The task
Copy exactly, and only, the lines from the line containing "Extract the structured" through the last line of the records below, both included.

## Start Data lines

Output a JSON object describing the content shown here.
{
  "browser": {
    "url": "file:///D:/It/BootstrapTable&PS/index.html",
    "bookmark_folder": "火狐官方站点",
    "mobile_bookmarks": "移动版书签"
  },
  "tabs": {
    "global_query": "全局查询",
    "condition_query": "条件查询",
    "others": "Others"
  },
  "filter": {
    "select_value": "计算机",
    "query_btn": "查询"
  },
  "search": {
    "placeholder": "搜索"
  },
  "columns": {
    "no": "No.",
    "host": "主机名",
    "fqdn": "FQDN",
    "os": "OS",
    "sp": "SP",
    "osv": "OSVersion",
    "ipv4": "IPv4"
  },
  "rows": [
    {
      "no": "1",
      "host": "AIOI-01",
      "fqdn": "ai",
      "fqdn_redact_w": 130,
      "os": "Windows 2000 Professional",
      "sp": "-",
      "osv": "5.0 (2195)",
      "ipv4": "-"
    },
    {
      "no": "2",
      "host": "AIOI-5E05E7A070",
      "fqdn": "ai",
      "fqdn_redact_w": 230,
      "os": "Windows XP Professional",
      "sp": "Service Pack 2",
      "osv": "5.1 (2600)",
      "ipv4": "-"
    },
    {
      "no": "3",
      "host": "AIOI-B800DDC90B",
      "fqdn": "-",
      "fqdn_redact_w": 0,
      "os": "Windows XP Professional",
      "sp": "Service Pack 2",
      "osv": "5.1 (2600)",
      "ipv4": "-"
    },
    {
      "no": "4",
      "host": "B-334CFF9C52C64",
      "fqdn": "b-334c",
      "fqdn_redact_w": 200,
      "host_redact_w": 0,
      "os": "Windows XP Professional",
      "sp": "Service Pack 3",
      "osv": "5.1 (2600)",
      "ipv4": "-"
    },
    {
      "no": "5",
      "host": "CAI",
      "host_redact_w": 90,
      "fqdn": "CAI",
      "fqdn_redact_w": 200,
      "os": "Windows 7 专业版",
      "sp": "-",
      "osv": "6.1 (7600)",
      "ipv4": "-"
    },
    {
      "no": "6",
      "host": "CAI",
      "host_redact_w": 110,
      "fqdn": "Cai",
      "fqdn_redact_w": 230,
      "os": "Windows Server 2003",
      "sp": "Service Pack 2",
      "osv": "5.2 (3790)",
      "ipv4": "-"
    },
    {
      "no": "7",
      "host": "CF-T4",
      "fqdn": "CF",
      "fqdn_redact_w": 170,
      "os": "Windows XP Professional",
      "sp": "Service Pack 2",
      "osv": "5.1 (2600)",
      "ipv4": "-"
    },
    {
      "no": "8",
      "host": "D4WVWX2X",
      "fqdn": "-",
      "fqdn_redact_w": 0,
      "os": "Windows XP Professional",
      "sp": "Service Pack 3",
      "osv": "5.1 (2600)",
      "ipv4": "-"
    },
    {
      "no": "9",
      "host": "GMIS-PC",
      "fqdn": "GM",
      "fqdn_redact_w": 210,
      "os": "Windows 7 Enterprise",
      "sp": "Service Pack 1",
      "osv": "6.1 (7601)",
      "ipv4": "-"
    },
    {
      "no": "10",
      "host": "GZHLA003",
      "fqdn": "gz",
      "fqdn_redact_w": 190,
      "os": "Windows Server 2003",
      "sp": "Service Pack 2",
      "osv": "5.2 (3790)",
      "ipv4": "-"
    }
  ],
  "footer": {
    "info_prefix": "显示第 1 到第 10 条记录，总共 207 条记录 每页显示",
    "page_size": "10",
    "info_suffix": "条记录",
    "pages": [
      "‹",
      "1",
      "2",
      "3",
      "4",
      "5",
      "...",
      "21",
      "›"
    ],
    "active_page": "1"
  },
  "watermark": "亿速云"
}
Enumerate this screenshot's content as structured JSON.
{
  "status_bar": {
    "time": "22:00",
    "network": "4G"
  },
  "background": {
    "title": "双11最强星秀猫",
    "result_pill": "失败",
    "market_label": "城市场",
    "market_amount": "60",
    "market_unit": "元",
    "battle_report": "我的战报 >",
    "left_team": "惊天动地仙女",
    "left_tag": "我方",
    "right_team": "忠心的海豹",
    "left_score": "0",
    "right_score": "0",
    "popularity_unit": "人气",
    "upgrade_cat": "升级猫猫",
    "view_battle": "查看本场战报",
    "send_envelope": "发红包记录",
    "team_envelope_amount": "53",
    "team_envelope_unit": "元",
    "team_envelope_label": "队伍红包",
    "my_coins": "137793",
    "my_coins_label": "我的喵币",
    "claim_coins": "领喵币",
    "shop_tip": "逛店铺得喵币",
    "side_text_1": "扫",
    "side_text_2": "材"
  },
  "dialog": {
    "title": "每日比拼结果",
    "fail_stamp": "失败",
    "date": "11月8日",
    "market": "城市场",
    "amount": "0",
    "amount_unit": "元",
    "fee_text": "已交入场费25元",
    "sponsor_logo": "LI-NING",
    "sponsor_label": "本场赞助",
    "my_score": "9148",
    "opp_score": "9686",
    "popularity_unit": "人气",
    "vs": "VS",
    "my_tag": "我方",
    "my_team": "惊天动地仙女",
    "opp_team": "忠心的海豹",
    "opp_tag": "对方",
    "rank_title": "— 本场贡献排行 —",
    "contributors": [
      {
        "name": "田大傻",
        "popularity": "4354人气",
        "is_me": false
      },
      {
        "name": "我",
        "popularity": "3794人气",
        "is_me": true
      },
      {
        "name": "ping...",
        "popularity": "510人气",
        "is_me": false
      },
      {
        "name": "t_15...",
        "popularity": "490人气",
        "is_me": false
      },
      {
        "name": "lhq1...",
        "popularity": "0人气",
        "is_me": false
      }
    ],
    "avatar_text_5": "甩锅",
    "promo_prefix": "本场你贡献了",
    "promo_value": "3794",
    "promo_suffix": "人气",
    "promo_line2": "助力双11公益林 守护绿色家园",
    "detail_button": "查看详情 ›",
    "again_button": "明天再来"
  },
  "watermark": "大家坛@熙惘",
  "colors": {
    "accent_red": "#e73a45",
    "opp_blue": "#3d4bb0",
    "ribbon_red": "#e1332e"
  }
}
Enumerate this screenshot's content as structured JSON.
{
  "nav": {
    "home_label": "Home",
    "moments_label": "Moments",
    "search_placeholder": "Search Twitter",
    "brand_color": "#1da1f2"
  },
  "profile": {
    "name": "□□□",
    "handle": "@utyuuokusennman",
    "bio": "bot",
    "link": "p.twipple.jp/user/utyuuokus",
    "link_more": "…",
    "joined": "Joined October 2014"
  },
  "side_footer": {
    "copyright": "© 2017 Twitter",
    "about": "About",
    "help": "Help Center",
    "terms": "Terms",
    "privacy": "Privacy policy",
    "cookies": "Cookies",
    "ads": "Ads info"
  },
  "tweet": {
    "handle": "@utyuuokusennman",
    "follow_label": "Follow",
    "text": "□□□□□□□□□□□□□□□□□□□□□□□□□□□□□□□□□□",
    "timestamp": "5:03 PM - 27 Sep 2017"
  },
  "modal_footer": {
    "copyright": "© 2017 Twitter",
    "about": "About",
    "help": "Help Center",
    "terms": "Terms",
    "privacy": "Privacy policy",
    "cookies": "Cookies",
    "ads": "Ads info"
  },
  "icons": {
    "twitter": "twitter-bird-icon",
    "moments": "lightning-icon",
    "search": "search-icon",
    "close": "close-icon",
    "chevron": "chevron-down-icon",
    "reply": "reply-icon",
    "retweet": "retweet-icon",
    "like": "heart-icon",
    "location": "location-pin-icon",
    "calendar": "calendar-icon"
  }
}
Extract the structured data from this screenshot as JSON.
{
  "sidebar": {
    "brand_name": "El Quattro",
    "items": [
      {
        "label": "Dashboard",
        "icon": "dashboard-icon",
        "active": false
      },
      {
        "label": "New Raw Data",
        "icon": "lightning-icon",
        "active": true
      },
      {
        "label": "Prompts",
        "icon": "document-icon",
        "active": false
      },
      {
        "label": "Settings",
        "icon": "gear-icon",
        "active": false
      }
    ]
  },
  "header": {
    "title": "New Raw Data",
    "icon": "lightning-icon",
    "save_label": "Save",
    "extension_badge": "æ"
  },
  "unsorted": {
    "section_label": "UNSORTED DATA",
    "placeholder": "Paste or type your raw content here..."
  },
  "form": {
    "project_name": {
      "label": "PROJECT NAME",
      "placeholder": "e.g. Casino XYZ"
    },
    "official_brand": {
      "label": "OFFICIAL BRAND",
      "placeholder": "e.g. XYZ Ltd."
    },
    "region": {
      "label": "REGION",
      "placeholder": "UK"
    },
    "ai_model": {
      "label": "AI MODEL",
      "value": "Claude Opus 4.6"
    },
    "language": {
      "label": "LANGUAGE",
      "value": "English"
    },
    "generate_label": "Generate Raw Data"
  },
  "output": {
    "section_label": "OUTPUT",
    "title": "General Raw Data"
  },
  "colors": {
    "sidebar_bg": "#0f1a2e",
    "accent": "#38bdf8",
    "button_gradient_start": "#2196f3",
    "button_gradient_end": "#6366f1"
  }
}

## End Data lines

Written reply
Extract the structured data from this screenshot as JSON.
{
  "sidebar": {
    "brand_name": "El Quattro",
    "items": [
      {
        "label": "Dashboard",
        "icon": "dashboard-icon",
        "active": false
      },
      {
        "label": "New Raw Data",
        "icon": "lightning-icon",
        "active": true
      },
      {
        "label": "Prompts",
        "icon": "document-icon",
        "active": false
      },
      {
        "label": "Settings",
        "icon": "gear-icon",
        "active": false
      }
    ]
  },
  "header": {
    "title": "New Raw Data",
    "icon": "lightning-icon",
    "save_label": "Save",
    "extension_badge": "æ"
  },
  "unsorted": {
    "section_label": "UNSORTED DATA",
    "placeholder": "Paste or type your raw content here..."
  },
  "form": {
    "project_name": {
      "label": "PROJECT NAME",
      "placeholder": "e.g. Casino XYZ"
    },
    "official_brand": {
      "label": "OFFICIAL BRAND",
      "placeholder": "e.g. XYZ Ltd."
    },
    "region": {
      "label": "REGION",
      "placeholder": "UK"
    },
    "ai_model": {
      "label": "AI MODEL",
      "value": "Claude Opus 4.6"
    },
    "language": {
      "label": "LANGUAGE",
      "value": "English"
    },
    "generate_label": "Generate Raw Data"
  },
  "output": {
    "section_label": "OUTPUT",
    "title": "General Raw Data"
  },
  "colors": {
    "sidebar_bg": "#0f1a2e",
    "accent": "#38bdf8",
    "button_gradient_start": "#2196f3",
    "button_gradient_end": "#6366f1"
  }
}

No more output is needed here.